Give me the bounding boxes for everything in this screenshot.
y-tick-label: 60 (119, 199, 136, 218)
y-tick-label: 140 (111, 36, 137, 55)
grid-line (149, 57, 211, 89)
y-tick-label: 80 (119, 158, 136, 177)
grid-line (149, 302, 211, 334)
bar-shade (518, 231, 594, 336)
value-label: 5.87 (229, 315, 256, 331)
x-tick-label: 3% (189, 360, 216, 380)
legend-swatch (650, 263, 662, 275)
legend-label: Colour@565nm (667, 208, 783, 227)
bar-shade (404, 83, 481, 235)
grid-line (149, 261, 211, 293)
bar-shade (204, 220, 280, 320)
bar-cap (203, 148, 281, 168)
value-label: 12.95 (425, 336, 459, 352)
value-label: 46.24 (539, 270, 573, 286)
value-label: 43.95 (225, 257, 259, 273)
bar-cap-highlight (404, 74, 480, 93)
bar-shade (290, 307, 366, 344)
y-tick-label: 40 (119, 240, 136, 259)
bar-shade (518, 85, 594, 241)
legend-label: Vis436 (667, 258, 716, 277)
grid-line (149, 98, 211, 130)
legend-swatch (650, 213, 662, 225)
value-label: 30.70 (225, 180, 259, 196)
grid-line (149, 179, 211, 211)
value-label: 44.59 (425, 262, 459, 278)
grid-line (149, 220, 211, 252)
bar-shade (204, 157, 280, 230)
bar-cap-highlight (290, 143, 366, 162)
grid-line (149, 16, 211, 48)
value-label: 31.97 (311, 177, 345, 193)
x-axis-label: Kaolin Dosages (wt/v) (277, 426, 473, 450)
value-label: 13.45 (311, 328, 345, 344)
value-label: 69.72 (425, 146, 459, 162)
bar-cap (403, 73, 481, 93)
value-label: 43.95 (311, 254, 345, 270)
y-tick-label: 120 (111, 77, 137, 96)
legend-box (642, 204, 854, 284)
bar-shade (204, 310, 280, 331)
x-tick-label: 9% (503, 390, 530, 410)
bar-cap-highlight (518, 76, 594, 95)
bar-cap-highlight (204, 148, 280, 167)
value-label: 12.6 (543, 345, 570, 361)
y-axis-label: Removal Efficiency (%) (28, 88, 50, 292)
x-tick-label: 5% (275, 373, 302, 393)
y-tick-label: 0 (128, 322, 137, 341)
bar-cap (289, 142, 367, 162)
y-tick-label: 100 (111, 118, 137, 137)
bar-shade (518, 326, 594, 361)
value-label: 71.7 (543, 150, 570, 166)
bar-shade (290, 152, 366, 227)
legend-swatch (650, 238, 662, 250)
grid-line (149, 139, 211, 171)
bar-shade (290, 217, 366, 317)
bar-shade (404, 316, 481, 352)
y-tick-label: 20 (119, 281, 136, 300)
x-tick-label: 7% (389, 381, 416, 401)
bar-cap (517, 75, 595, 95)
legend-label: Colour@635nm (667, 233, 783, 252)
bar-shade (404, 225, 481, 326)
● ● ● ● ● ● ●
● DIRECTIONS FOR THIS TASK
Convert the lines above into a numbered list, omitting any blank lines.

● SOLUTION TO THE EXERCISE
1. Give me the bounding boxes for everything in this screenshot.
2. y-tick-label: 60 (119, 199, 136, 218)
3. y-tick-label: 140 (111, 36, 137, 55)
4. grid-line (149, 57, 211, 89)
5. y-tick-label: 80 (119, 158, 136, 177)
6. grid-line (149, 302, 211, 334)
7. bar-shade (518, 231, 594, 336)
8. value-label: 5.87 (229, 315, 256, 331)
9. x-tick-label: 3% (189, 360, 216, 380)
10. legend-swatch (650, 263, 662, 275)
11. legend-label: Colour@565nm (667, 208, 783, 227)
12. bar-shade (404, 83, 481, 235)
13. grid-line (149, 261, 211, 293)
14. bar-shade (204, 220, 280, 320)
15. bar-cap (203, 148, 281, 168)
16. value-label: 12.95 (425, 336, 459, 352)
17. value-label: 46.24 (539, 270, 573, 286)
18. value-label: 43.95 (225, 257, 259, 273)
19. bar-cap-highlight (404, 74, 480, 93)
20. bar-shade (290, 307, 366, 344)
21. y-tick-label: 40 (119, 240, 136, 259)
22. bar-shade (518, 85, 594, 241)
23. legend-label: Vis436 (667, 258, 716, 277)
24. grid-line (149, 98, 211, 130)
25. legend-swatch (650, 213, 662, 225)
26. value-label: 30.70 (225, 180, 259, 196)
27. grid-line (149, 179, 211, 211)
28. value-label: 44.59 (425, 262, 459, 278)
29. grid-line (149, 220, 211, 252)
30. bar-shade (204, 157, 280, 230)
31. bar-cap-highlight (290, 143, 366, 162)
32. grid-line (149, 16, 211, 48)
33. value-label: 31.97 (311, 177, 345, 193)
34. x-axis-label: Kaolin Dosages (wt/v) (277, 426, 473, 450)
35. value-label: 13.45 (311, 328, 345, 344)
36. value-label: 69.72 (425, 146, 459, 162)
37. bar-cap (403, 73, 481, 93)
38. value-label: 43.95 (311, 254, 345, 270)
39. y-tick-label: 120 (111, 77, 137, 96)
40. legend-box (642, 204, 854, 284)
41. bar-shade (204, 310, 280, 331)
42. x-tick-label: 9% (503, 390, 530, 410)
43. bar-cap-highlight (518, 76, 594, 95)
44. bar-cap-highlight (204, 148, 280, 167)
45. value-label: 12.6 (543, 345, 570, 361)
46. y-axis-label: Removal Efficiency (%) (28, 88, 50, 292)
47. x-tick-label: 5% (275, 373, 302, 393)
48. y-tick-label: 0 (128, 322, 137, 341)
49. bar-cap (289, 142, 367, 162)
50. y-tick-label: 100 (111, 118, 137, 137)
51. bar-shade (518, 326, 594, 361)
52. value-label: 71.7 (543, 150, 570, 166)
53. bar-shade (290, 152, 366, 227)
54. legend-swatch (650, 238, 662, 250)
55. grid-line (149, 139, 211, 171)
56. bar-shade (290, 217, 366, 317)
57. bar-shade (404, 316, 481, 352)
58. y-tick-label: 20 (119, 281, 136, 300)
59. x-tick-label: 7% (389, 381, 416, 401)
60. bar-cap (517, 75, 595, 95)
61. legend-label: Colour@635nm (667, 233, 783, 252)
62. bar-shade (404, 225, 481, 326)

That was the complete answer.